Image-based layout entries
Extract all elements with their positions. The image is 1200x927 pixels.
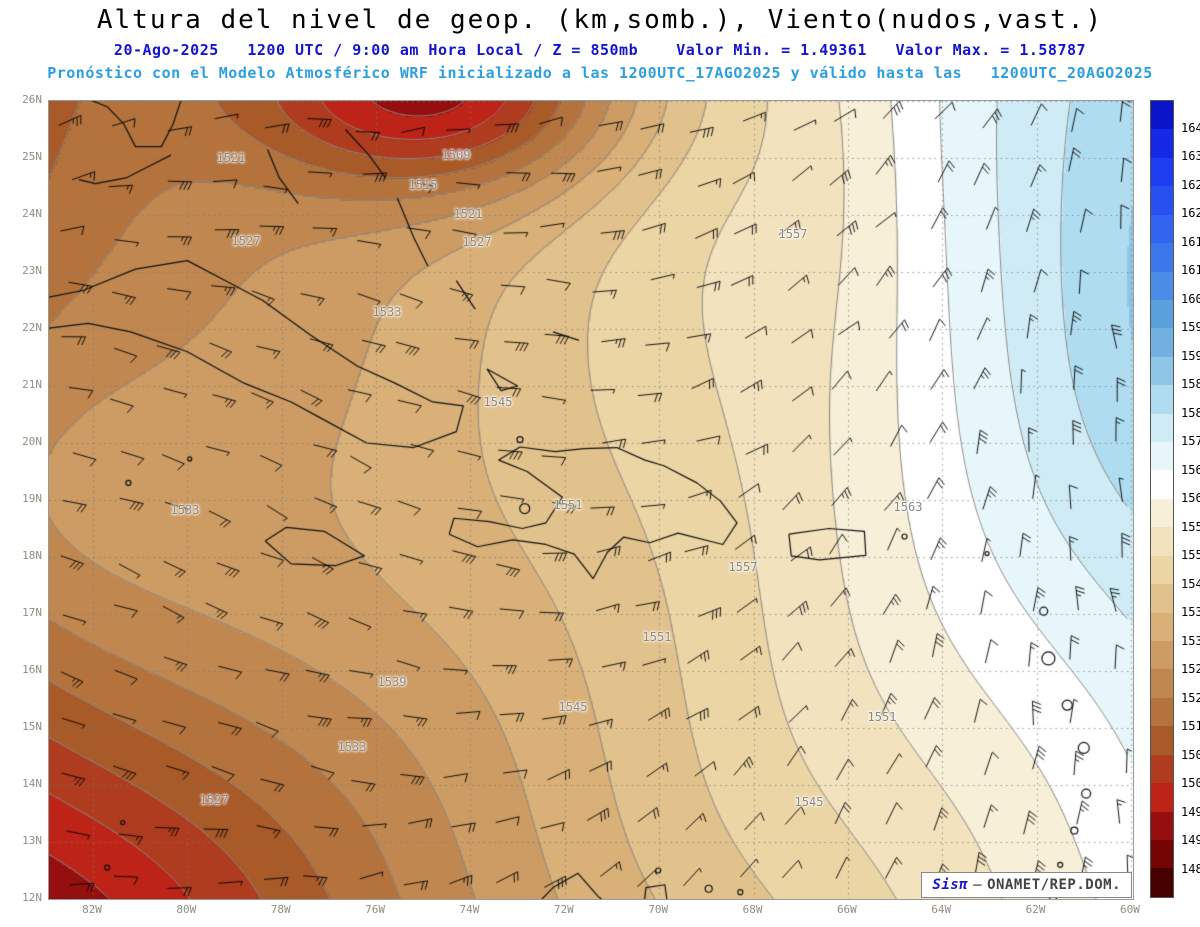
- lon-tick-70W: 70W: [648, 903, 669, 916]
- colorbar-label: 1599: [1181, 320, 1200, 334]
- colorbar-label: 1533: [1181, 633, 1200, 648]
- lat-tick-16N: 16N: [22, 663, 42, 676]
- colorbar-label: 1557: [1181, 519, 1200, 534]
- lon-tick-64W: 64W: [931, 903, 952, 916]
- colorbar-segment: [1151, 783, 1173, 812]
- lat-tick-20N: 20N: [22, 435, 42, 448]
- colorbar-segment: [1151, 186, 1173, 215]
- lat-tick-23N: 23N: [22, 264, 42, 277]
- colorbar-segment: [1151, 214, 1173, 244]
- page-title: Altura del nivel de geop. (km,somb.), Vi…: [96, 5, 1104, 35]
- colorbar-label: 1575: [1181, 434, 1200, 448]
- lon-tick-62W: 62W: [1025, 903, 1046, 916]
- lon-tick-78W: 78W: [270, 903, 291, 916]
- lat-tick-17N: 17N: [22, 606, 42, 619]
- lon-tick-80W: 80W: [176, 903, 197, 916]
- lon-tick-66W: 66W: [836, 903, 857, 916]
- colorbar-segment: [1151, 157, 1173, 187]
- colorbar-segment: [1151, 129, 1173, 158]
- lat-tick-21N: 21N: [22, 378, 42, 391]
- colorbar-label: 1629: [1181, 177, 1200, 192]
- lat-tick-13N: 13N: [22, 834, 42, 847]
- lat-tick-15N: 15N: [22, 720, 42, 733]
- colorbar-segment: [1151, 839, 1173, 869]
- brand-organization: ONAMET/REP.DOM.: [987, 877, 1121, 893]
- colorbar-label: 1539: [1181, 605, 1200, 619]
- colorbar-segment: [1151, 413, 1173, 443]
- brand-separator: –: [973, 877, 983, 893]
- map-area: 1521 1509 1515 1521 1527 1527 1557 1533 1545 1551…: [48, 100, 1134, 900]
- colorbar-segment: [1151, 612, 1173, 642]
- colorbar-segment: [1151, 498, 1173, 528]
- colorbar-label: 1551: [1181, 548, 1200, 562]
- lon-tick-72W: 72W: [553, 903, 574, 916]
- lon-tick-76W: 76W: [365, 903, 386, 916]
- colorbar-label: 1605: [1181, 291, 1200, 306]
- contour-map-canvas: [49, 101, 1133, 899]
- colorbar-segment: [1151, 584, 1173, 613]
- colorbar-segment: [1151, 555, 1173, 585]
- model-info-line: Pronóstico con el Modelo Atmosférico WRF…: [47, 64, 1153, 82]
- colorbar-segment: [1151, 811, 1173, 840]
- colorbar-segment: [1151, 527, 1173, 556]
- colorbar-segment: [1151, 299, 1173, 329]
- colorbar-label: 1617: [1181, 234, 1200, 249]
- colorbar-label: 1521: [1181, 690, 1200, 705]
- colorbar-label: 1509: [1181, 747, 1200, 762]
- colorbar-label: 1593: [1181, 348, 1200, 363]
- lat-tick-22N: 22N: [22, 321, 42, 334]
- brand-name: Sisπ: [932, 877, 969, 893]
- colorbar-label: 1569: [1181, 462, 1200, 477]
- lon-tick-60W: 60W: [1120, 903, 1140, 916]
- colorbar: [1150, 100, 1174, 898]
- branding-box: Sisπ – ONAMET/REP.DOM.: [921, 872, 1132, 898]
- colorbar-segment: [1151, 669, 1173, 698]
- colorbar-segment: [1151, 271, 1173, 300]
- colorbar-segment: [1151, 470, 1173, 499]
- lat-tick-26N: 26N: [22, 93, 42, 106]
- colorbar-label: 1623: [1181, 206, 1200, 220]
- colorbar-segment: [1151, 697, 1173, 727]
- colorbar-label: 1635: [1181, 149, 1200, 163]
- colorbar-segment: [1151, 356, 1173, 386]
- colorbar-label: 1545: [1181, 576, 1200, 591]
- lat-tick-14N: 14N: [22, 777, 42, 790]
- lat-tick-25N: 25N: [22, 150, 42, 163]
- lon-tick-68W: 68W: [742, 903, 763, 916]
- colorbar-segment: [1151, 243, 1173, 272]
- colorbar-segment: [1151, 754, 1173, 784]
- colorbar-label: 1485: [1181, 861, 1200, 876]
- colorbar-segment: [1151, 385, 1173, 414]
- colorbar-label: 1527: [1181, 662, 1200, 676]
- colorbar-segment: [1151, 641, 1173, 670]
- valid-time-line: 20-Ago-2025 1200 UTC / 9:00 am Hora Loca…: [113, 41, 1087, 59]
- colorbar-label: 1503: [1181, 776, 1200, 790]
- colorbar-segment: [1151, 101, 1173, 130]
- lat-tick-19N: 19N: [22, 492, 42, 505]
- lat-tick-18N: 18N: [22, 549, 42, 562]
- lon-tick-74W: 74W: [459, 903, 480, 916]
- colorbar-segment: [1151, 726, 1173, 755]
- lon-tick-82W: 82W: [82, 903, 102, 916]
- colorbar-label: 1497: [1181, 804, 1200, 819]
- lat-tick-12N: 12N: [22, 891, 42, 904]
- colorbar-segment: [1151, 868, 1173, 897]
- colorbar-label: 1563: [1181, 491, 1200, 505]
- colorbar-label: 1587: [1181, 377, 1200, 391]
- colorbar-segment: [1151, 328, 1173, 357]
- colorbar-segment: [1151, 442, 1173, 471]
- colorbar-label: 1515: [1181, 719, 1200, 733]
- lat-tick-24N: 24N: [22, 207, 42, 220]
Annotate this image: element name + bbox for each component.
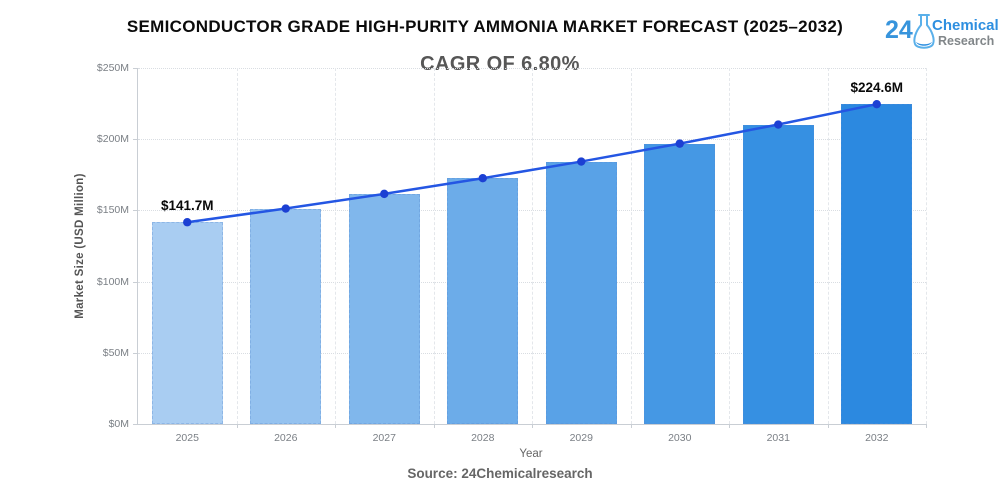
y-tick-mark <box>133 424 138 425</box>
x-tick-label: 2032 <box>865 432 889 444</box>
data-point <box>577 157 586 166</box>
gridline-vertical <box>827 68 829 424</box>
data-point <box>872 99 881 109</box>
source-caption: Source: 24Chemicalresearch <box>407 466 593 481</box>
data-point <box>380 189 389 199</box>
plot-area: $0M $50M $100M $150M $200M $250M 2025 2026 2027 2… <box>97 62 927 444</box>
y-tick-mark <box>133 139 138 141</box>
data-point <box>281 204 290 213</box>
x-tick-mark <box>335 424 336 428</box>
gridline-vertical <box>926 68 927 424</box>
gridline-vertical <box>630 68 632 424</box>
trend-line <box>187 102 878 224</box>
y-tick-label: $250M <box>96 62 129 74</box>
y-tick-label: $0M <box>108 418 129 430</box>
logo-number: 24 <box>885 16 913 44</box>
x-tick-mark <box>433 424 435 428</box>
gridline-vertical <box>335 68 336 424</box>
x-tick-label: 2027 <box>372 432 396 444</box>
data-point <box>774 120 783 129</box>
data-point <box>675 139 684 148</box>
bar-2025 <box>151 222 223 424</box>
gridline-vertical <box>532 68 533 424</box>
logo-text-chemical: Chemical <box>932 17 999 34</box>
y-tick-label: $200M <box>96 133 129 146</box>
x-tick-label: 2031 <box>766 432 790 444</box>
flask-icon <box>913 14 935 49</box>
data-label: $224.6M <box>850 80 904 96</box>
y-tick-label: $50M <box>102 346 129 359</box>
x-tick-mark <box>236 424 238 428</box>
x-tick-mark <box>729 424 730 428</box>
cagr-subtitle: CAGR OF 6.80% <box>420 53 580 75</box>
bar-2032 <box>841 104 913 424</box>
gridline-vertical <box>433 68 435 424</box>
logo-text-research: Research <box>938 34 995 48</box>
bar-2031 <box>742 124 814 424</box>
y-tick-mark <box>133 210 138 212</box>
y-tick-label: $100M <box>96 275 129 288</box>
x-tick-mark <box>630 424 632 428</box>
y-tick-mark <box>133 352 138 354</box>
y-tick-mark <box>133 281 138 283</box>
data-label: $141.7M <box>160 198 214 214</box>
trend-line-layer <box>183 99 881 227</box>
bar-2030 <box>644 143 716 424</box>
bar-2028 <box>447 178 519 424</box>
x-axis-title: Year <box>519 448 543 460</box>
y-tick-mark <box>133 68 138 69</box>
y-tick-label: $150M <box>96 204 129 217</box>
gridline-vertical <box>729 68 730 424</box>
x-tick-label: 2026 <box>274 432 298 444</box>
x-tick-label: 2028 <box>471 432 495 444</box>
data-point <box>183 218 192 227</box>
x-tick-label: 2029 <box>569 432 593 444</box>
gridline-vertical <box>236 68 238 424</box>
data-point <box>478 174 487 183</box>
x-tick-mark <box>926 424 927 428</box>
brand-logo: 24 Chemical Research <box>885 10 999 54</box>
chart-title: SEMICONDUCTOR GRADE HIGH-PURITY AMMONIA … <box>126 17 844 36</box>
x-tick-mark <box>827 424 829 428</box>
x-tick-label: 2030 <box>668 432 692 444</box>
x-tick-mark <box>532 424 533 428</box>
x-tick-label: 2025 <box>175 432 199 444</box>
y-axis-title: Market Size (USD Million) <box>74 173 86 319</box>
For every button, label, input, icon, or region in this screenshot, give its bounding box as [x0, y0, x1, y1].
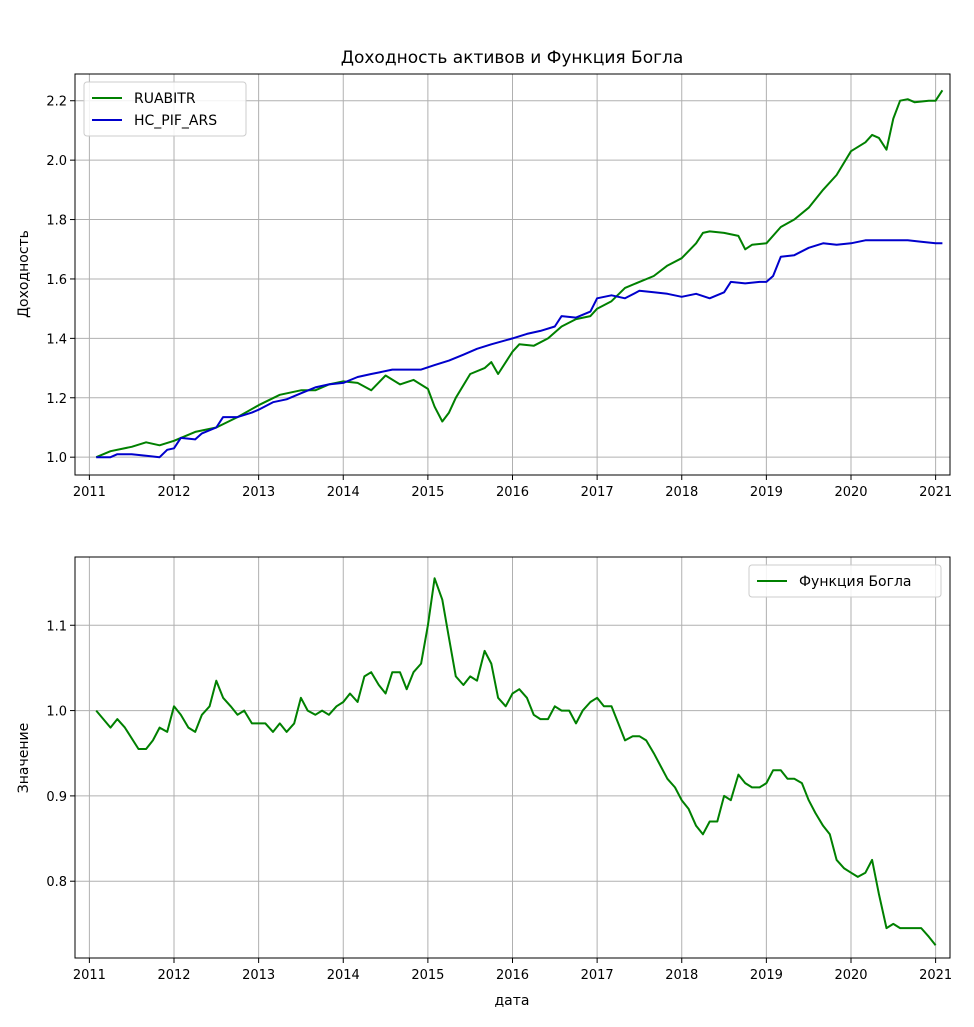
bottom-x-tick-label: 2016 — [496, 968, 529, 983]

_Task prompt_: Report every line in the material above that contains the string "Sisπ".

_Output for this task_:
- brand-name: Sisπ: [932, 877, 969, 893]
- branding-box: Sisπ – ONAMET/REP.DOM.: [921, 872, 1132, 898]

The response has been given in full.